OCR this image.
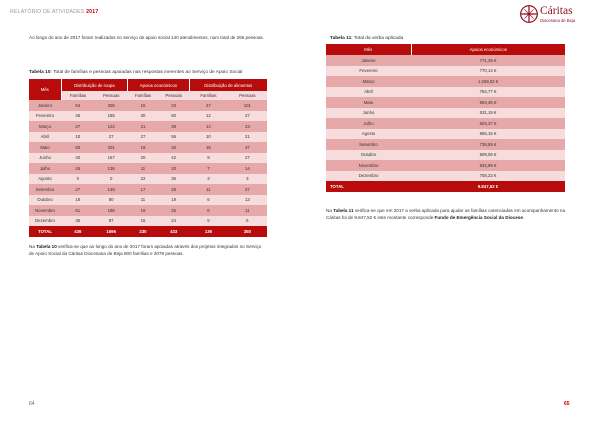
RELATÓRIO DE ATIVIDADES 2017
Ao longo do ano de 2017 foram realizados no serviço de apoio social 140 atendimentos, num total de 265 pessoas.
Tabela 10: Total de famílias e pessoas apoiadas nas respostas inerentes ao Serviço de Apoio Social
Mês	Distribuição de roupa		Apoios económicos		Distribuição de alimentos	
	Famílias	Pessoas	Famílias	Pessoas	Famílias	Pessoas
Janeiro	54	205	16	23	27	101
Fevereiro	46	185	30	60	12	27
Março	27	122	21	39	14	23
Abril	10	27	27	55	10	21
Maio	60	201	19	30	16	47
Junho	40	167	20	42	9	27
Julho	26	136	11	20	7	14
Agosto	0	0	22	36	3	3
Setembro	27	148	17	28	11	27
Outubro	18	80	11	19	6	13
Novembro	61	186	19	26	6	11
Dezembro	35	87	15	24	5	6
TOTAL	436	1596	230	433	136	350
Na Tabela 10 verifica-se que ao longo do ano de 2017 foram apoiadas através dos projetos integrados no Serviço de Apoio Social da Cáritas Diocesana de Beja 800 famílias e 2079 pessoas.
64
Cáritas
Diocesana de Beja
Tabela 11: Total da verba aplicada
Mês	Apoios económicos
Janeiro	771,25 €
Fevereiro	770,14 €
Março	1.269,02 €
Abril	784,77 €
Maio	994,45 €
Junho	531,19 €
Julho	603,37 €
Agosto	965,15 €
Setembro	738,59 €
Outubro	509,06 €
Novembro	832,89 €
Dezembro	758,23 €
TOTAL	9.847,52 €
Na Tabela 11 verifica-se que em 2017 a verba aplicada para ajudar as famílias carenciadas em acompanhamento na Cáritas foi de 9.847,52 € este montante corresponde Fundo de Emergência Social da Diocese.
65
++++++++++++++++++++
*Problem requirements*
Which lines contain "Setembro"? Copy each of them.

*Answer for the task*
Setembro	27	148	17	28	11	27
Setembro	738,59 €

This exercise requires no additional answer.